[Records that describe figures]
-*-*-
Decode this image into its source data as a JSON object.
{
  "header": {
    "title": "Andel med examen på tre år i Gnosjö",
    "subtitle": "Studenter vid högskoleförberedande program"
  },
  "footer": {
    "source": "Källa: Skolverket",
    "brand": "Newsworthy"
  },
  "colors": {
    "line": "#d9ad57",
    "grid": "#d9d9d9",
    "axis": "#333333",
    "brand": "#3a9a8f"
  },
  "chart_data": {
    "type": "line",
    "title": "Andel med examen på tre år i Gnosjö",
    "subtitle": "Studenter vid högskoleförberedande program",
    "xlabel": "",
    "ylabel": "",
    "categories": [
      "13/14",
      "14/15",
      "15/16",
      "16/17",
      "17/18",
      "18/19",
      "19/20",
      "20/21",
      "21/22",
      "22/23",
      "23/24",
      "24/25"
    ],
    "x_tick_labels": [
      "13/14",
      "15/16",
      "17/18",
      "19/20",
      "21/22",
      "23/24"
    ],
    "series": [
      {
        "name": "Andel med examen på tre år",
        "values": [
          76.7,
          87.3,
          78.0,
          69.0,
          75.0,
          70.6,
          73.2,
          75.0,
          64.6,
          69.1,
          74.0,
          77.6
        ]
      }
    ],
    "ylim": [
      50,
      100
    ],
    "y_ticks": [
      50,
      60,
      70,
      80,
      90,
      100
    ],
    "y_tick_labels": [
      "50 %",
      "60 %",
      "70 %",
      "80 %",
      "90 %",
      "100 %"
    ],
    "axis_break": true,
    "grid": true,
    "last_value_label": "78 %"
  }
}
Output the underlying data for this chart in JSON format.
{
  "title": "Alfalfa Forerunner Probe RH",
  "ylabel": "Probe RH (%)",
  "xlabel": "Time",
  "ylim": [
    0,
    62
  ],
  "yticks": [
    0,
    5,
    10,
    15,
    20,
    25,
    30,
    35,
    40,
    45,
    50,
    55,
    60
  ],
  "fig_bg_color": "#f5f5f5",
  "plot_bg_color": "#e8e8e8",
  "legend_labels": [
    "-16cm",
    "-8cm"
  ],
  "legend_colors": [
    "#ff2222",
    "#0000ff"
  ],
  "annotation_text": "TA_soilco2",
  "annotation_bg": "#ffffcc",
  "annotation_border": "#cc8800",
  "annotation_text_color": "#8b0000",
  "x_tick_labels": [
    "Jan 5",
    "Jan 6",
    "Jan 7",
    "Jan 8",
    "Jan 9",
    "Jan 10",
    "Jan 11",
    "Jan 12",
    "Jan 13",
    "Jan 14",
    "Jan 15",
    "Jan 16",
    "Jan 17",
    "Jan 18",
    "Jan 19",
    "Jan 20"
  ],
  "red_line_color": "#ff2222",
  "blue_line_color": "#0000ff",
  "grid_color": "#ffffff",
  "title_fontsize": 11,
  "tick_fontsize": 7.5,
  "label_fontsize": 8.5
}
-*-*-
**WHAT IS NEEDED:**
Reproduce every record above exactly as it appears.

**COMPLETE RESPONSE:**
Decode this image into its source data as a JSON object.
{
  "header": {
    "title": "Andel med examen på tre år i Gnosjö",
    "subtitle": "Studenter vid högskoleförberedande program"
  },
  "footer": {
    "source": "Källa: Skolverket",
    "brand": "Newsworthy"
  },
  "colors": {
    "line": "#d9ad57",
    "grid": "#d9d9d9",
    "axis": "#333333",
    "brand": "#3a9a8f"
  },
  "chart_data": {
    "type": "line",
    "title": "Andel med examen på tre år i Gnosjö",
    "subtitle": "Studenter vid högskoleförberedande program",
    "xlabel": "",
    "ylabel": "",
    "categories": [
      "13/14",
      "14/15",
      "15/16",
      "16/17",
      "17/18",
      "18/19",
      "19/20",
      "20/21",
      "21/22",
      "22/23",
      "23/24",
      "24/25"
    ],
    "x_tick_labels": [
      "13/14",
      "15/16",
      "17/18",
      "19/20",
      "21/22",
      "23/24"
    ],
    "series": [
      {
        "name": "Andel med examen på tre år",
        "values": [
          76.7,
          87.3,
          78.0,
          69.0,
          75.0,
          70.6,
          73.2,
          75.0,
          64.6,
          69.1,
          74.0,
          77.6
        ]
      }
    ],
    "ylim": [
      50,
      100
    ],
    "y_ticks": [
      50,
      60,
      70,
      80,
      90,
      100
    ],
    "y_tick_labels": [
      "50 %",
      "60 %",
      "70 %",
      "80 %",
      "90 %",
      "100 %"
    ],
    "axis_break": true,
    "grid": true,
    "last_value_label": "78 %"
  }
}
Output the underlying data for this chart in JSON format.
{
  "title": "Alfalfa Forerunner Probe RH",
  "ylabel": "Probe RH (%)",
  "xlabel": "Time",
  "ylim": [
    0,
    62
  ],
  "yticks": [
    0,
    5,
    10,
    15,
    20,
    25,
    30,
    35,
    40,
    45,
    50,
    55,
    60
  ],
  "fig_bg_color": "#f5f5f5",
  "plot_bg_color": "#e8e8e8",
  "legend_labels": [
    "-16cm",
    "-8cm"
  ],
  "legend_colors": [
    "#ff2222",
    "#0000ff"
  ],
  "annotation_text": "TA_soilco2",
  "annotation_bg": "#ffffcc",
  "annotation_border": "#cc8800",
  "annotation_text_color": "#8b0000",
  "x_tick_labels": [
    "Jan 5",
    "Jan 6",
    "Jan 7",
    "Jan 8",
    "Jan 9",
    "Jan 10",
    "Jan 11",
    "Jan 12",
    "Jan 13",
    "Jan 14",
    "Jan 15",
    "Jan 16",
    "Jan 17",
    "Jan 18",
    "Jan 19",
    "Jan 20"
  ],
  "red_line_color": "#ff2222",
  "blue_line_color": "#0000ff",
  "grid_color": "#ffffff",
  "title_fontsize": 11,
  "tick_fontsize": 7.5,
  "label_fontsize": 8.5
}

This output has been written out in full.